▶ [DATA]

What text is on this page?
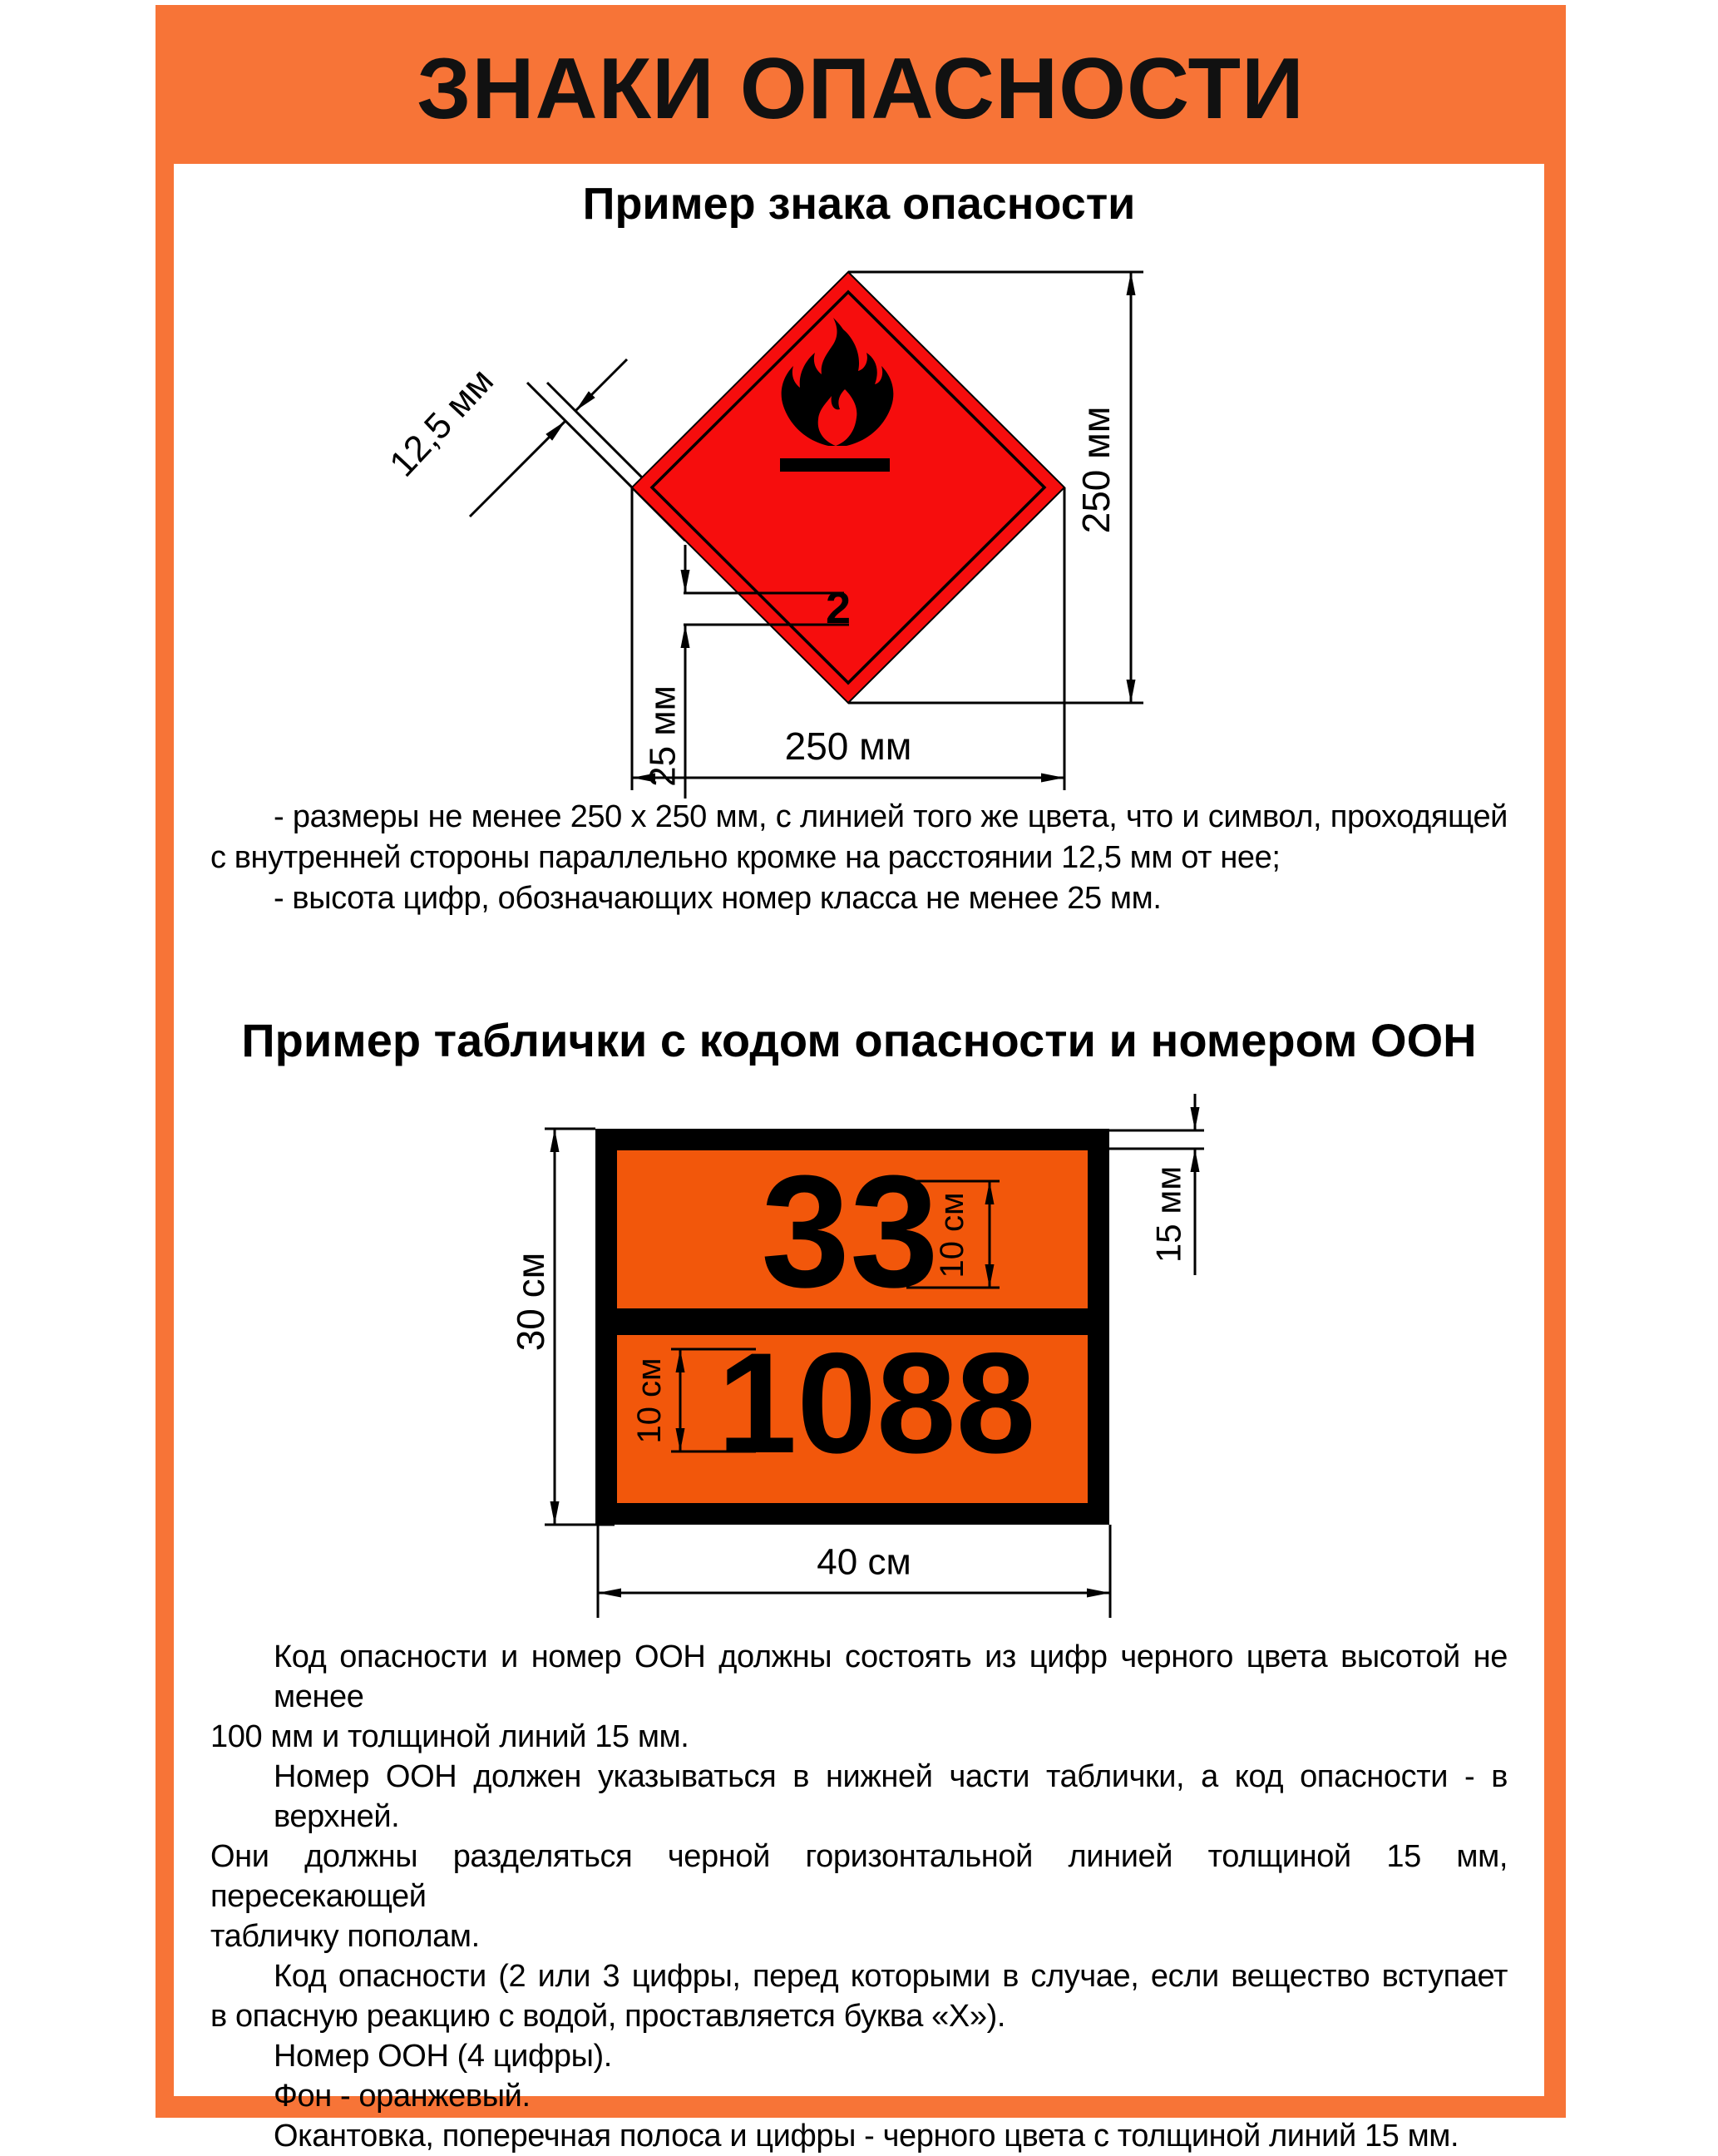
ЗНАКИ ОПАСНОСТИ
Пример знака опасности
2
12,5 мм	250 мм
250 мм
25 мм
- размеры не менее 250 х 250 мм, с линией того же цвета, что и символ, проходящей
с внутренней стороны параллельно кромке на расстоянии 12,5 мм от нее;
- высота цифр, обозначающих номер класса не менее 25 мм.
Пример таблички с кодом опасности и номером ООН
33
1088
10 см
10 см
15 мм
30 см
40 см
Код опасности и номер ООН должны состоять из цифр черного цвета высотой не менее
100 мм и толщиной линий 15 мм.
Номер ООН должен указываться в нижней части таблички, а код опасности - в верхней.
Они должны разделяться черной горизонтальной линией толщиной 15 мм, пересекающей
табличку пополам.
Код опасности (2 или 3 цифры, перед которыми в случае, если вещество вступает
в опасную реакцию с водой, проставляется буква «Х»).
Номер ООН (4 цифры).
Фон - оранжевый.
Окантовка, поперечная полоса и цифры - черного цвета с толщиной линий 15 мм.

▶ [TASK PROMPT]
Transcribe every record above exactly, leaving out the pictures.

▶ [RESPONSE FOR THIS EXERCISE]
What text is on this page?
ЗНАКИ ОПАСНОСТИ
Пример знака опасности
2
12,5 мм	250 мм
250 мм
25 мм
- размеры не менее 250 х 250 мм, с линией того же цвета, что и символ, проходящей
с внутренней стороны параллельно кромке на расстоянии 12,5 мм от нее;
- высота цифр, обозначающих номер класса не менее 25 мм.
Пример таблички с кодом опасности и номером ООН
33
1088
10 см
10 см
15 мм
30 см
40 см
Код опасности и номер ООН должны состоять из цифр черного цвета высотой не менее
100 мм и толщиной линий 15 мм.
Номер ООН должен указываться в нижней части таблички, а код опасности - в верхней.
Они должны разделяться черной горизонтальной линией толщиной 15 мм, пересекающей
табличку пополам.
Код опасности (2 или 3 цифры, перед которыми в случае, если вещество вступает
в опасную реакцию с водой, проставляется буква «Х»).
Номер ООН (4 цифры).
Фон - оранжевый.
Окантовка, поперечная полоса и цифры - черного цвета с толщиной линий 15 мм.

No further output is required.